Exercise brief
Copy out the data exactly, leaving the pictures behind.

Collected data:

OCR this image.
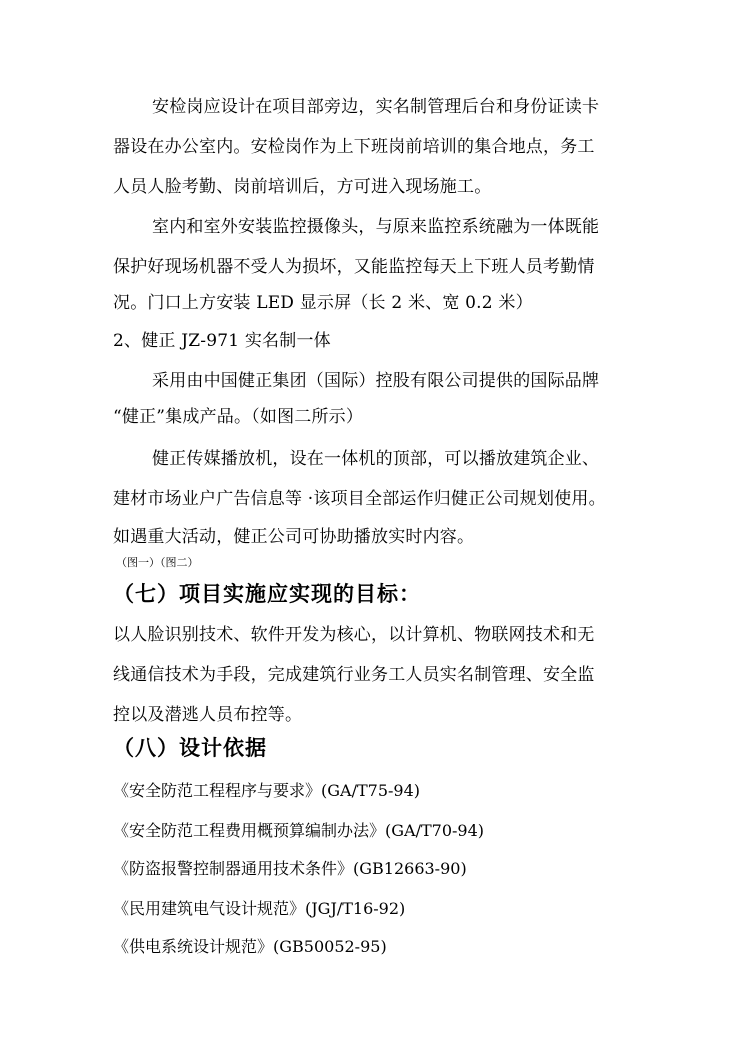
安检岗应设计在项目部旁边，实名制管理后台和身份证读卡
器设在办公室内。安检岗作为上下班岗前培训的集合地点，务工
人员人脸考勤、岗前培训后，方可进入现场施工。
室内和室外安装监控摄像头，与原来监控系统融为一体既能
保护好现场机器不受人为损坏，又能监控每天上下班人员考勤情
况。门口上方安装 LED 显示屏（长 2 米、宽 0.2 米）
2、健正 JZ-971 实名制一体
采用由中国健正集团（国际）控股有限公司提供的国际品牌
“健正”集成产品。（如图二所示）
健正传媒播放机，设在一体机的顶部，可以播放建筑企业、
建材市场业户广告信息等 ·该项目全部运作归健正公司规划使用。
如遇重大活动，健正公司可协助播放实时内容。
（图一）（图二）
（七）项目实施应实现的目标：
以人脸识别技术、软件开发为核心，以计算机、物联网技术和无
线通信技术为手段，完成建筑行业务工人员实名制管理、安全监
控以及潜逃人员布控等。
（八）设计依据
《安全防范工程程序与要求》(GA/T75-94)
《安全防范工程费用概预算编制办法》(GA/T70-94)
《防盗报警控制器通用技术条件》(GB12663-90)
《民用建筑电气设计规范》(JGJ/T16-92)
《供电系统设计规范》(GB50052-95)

Expected answer
OCR this image.
安检岗应设计在项目部旁边，实名制管理后台和身份证读卡
器设在办公室内。安检岗作为上下班岗前培训的集合地点，务工
人员人脸考勤、岗前培训后，方可进入现场施工。
室内和室外安装监控摄像头，与原来监控系统融为一体既能
保护好现场机器不受人为损坏，又能监控每天上下班人员考勤情
况。门口上方安装 LED 显示屏（长 2 米、宽 0.2 米）
2、健正 JZ-971 实名制一体
采用由中国健正集团（国际）控股有限公司提供的国际品牌
“健正”集成产品。（如图二所示）
健正传媒播放机，设在一体机的顶部，可以播放建筑企业、
建材市场业户广告信息等 ·该项目全部运作归健正公司规划使用。
如遇重大活动，健正公司可协助播放实时内容。
（图一）（图二）
（七）项目实施应实现的目标：
以人脸识别技术、软件开发为核心，以计算机、物联网技术和无
线通信技术为手段，完成建筑行业务工人员实名制管理、安全监
控以及潜逃人员布控等。
（八）设计依据
《安全防范工程程序与要求》(GA/T75-94)
《安全防范工程费用概预算编制办法》(GA/T70-94)
《防盗报警控制器通用技术条件》(GB12663-90)
《民用建筑电气设计规范》(JGJ/T16-92)
《供电系统设计规范》(GB50052-95)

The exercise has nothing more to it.